------ EXTRACTED RECORDS
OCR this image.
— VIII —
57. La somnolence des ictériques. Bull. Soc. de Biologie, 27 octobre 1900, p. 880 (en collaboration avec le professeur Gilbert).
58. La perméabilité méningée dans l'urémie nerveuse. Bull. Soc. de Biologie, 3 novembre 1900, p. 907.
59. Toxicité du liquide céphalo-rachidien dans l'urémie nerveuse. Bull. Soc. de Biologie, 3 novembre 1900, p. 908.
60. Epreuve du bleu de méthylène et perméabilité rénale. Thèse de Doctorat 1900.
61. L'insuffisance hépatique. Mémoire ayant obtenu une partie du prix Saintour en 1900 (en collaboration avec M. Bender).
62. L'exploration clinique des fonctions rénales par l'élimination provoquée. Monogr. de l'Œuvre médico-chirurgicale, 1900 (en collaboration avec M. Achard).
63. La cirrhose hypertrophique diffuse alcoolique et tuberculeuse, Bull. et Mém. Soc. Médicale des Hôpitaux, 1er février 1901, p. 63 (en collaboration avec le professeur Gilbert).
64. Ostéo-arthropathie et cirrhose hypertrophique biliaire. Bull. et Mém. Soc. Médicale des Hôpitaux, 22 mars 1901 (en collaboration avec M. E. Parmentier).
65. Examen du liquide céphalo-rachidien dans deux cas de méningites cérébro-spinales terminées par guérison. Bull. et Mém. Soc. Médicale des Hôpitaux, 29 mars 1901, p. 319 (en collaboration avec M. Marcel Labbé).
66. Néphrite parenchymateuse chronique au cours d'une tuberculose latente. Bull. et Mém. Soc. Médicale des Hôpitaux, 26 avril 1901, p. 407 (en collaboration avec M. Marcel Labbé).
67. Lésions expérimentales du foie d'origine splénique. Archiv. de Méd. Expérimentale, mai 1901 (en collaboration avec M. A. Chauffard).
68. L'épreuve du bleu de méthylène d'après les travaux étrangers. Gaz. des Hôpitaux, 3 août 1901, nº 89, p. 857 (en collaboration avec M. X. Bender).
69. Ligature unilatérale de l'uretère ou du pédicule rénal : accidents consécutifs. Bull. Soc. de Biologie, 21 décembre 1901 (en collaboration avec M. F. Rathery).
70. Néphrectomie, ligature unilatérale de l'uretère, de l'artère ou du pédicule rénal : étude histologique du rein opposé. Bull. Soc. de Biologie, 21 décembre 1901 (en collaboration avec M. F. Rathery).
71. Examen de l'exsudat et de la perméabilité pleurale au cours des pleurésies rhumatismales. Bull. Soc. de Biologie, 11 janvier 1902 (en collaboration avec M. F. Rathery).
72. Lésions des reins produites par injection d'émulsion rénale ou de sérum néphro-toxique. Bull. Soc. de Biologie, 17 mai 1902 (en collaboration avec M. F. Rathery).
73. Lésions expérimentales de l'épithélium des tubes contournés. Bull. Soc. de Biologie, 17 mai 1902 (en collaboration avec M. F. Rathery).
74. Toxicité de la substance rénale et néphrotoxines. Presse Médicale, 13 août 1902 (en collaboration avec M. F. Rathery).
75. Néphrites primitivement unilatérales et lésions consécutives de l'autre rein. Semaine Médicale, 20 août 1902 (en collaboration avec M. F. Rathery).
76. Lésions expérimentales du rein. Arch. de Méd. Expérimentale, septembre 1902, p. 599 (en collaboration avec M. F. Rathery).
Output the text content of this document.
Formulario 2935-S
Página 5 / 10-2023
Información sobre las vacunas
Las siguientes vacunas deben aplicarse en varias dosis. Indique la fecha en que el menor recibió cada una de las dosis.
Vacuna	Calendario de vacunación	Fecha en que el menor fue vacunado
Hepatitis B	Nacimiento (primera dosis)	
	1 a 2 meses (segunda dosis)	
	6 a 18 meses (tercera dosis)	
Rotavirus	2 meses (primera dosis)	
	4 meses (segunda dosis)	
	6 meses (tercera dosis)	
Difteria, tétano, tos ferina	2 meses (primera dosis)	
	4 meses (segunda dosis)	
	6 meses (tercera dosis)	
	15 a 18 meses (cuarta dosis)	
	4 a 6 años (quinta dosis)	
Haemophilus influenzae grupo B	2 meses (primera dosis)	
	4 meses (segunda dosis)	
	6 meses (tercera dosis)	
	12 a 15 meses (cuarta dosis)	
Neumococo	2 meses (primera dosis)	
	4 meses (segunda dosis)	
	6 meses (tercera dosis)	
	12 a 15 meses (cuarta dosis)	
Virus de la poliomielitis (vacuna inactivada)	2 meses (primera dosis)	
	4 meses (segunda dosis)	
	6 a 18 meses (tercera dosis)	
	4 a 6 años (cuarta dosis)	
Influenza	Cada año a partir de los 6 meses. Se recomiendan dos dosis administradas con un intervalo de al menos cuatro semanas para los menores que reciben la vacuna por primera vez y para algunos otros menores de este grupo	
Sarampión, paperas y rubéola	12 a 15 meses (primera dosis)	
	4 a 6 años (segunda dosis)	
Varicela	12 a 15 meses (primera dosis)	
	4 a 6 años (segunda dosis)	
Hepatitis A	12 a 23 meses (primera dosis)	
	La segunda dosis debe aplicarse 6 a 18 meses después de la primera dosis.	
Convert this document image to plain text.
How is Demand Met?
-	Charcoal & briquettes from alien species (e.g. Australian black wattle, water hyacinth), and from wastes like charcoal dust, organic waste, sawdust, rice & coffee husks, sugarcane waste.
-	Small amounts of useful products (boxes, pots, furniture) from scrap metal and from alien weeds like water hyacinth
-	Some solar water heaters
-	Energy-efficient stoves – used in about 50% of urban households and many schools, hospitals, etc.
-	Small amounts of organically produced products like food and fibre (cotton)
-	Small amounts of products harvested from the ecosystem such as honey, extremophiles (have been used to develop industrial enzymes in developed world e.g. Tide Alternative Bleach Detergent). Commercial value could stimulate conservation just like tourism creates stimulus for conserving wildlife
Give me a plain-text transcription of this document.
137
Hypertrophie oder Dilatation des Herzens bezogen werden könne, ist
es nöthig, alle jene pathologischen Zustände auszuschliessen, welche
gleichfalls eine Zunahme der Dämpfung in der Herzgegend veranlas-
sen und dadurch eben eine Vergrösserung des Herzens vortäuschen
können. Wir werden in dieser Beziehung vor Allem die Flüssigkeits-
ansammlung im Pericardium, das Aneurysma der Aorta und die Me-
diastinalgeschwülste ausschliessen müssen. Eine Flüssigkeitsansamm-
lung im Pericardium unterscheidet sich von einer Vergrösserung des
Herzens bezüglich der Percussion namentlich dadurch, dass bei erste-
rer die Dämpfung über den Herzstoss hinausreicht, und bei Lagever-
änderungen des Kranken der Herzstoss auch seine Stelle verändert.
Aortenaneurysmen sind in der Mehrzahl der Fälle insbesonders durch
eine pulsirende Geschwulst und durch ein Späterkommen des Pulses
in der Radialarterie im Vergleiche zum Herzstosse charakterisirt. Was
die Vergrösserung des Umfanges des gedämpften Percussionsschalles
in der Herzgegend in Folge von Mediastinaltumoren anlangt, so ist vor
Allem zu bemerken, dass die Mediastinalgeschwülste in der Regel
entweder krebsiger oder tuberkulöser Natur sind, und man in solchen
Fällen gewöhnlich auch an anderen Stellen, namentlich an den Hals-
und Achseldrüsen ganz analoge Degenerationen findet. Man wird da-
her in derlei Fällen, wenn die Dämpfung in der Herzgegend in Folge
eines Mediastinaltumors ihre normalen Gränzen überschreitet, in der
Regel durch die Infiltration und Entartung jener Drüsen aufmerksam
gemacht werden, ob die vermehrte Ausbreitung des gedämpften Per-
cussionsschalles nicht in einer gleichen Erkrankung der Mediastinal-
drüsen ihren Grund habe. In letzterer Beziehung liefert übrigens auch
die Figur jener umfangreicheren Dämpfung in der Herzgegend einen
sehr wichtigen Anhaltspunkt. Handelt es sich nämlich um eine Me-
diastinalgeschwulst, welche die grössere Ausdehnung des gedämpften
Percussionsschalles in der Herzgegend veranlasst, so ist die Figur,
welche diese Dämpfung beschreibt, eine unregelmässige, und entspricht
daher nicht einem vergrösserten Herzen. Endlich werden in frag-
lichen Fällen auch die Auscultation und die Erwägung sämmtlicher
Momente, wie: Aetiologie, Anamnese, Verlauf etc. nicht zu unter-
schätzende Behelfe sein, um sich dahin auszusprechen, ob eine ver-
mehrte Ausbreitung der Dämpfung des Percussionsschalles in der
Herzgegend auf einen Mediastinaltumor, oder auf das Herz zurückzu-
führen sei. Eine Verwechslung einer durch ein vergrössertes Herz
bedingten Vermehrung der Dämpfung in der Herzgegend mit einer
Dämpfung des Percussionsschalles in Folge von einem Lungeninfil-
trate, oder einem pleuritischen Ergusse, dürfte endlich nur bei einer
------------
* WORK TASK
Determine how many lines in the listing above contain "from", giving the number and no other words.

* ANSWER TO THIS PROBLEM
3